### DATA FOR THIS EXERCISE
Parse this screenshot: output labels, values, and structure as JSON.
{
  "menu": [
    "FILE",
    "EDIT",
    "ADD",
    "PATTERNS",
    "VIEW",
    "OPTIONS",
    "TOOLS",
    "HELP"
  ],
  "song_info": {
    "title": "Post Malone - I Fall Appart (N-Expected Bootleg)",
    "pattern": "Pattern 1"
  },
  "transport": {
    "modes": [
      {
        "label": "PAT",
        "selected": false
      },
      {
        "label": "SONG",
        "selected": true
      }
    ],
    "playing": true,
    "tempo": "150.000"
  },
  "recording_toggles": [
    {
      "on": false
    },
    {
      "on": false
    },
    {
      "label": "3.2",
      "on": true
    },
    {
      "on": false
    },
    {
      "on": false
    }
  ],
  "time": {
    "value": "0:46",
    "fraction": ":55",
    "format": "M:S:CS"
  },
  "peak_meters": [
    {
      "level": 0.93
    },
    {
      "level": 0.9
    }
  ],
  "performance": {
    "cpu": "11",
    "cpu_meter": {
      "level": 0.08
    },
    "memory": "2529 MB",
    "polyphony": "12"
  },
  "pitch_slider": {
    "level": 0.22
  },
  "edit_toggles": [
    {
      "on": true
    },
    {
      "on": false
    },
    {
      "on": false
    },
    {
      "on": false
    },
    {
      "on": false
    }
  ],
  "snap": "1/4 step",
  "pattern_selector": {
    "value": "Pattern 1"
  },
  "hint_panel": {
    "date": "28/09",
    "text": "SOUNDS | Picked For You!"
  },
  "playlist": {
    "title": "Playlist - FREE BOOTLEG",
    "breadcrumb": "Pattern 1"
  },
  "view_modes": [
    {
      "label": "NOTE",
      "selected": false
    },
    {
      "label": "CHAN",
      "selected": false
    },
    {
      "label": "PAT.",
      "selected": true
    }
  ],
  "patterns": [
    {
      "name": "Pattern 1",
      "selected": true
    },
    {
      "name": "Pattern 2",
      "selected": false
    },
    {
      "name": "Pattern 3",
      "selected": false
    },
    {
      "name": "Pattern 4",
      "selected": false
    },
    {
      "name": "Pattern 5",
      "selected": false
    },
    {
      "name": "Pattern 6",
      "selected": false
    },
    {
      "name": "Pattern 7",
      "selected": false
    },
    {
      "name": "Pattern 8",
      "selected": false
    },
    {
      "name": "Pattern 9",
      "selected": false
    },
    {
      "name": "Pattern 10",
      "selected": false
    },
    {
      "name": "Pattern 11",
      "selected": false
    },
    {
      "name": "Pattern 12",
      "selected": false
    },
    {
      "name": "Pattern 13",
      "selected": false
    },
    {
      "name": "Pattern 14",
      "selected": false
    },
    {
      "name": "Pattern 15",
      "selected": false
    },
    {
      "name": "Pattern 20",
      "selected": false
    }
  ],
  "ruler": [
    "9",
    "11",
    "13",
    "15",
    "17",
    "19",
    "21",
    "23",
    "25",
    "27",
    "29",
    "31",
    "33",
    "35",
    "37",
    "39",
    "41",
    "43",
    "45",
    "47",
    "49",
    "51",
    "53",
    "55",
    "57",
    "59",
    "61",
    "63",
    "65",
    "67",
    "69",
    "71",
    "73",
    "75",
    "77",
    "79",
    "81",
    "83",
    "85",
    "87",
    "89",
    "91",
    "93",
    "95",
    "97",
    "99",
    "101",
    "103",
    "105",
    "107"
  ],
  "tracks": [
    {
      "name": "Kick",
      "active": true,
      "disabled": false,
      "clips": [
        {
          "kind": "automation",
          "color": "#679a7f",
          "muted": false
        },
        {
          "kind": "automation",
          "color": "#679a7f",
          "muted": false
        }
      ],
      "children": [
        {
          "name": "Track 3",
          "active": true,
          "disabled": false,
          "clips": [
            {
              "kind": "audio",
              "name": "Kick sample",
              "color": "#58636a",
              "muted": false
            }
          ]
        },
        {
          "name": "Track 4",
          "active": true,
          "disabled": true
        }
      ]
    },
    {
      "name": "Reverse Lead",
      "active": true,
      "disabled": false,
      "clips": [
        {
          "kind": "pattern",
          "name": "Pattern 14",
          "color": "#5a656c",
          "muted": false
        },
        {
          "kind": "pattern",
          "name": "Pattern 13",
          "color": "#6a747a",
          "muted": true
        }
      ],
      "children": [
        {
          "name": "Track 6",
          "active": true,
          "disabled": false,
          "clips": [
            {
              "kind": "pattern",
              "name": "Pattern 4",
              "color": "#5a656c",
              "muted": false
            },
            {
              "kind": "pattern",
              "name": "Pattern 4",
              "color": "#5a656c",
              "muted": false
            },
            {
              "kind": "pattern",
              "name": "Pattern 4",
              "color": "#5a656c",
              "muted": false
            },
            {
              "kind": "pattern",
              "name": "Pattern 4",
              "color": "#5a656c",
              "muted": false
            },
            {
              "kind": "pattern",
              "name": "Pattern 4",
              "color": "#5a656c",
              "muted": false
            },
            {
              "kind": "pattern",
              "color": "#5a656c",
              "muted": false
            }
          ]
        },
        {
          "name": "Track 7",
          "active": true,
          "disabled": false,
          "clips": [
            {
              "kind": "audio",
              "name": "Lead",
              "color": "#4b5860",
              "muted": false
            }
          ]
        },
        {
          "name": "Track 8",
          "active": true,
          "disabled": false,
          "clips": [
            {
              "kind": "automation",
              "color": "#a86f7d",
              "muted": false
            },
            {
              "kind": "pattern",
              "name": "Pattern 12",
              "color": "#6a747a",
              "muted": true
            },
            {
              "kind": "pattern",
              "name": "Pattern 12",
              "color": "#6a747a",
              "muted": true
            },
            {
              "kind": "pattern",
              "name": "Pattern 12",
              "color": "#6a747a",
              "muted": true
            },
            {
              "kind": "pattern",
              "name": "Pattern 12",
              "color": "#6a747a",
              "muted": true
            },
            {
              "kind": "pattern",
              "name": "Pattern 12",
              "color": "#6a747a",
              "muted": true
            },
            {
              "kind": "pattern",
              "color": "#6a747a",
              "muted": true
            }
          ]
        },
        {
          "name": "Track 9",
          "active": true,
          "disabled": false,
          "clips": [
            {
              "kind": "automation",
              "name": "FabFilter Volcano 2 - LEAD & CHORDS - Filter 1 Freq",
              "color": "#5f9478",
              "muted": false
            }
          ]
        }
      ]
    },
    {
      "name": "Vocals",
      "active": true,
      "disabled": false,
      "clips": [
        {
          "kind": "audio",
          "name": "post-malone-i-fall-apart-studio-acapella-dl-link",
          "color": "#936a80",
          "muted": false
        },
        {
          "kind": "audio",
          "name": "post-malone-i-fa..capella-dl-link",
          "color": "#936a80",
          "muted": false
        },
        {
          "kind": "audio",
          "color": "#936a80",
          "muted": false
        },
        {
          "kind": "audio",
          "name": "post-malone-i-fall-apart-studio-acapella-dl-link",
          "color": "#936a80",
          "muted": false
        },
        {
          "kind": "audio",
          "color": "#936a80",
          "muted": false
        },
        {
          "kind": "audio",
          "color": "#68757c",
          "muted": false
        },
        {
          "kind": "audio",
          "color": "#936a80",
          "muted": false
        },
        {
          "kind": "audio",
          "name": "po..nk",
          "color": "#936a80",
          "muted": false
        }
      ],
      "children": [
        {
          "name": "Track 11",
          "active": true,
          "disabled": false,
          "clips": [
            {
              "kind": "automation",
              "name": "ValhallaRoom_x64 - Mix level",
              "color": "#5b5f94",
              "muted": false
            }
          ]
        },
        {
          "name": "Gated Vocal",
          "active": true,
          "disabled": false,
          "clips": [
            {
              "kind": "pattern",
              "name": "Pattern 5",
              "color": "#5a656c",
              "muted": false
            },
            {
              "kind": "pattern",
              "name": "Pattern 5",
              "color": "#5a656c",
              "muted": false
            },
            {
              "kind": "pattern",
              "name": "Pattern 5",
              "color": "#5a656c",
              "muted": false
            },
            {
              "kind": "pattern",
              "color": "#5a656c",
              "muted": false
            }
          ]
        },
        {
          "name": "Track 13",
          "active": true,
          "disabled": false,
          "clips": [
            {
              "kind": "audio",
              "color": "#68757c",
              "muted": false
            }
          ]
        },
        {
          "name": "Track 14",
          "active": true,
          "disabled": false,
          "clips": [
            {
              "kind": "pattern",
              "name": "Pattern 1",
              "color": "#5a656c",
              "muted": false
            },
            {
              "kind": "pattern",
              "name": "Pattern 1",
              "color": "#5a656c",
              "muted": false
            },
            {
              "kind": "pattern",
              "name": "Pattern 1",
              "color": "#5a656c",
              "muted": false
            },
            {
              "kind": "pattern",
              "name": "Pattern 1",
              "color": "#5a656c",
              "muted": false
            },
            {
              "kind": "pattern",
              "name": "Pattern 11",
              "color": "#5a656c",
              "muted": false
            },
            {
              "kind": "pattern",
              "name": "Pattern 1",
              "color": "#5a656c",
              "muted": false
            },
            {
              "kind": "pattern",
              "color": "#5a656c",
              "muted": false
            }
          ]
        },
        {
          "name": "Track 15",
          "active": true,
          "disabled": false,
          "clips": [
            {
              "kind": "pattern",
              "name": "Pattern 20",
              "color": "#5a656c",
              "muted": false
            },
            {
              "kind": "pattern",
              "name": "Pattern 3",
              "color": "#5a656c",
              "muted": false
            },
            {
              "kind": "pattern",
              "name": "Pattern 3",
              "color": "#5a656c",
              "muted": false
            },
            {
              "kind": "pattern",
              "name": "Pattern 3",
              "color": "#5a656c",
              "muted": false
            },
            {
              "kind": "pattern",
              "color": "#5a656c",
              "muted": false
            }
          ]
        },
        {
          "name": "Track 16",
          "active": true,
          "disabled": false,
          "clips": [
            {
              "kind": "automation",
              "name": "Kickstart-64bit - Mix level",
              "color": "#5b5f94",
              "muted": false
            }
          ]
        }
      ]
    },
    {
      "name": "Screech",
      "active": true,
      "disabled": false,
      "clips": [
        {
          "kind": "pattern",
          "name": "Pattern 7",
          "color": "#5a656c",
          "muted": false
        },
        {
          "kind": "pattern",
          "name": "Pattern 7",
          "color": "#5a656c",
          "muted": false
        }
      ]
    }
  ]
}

### SET EXERCISE
Copy every line in the listing above where the string "level" turns up.

### FINISHED TASK
      "level": 0.93
      "level": 0.9
      "level": 0.08
    "level": 0.22
              "name": "ValhallaRoom_x64 - Mix level",
              "name": "Kickstart-64bit - Mix level",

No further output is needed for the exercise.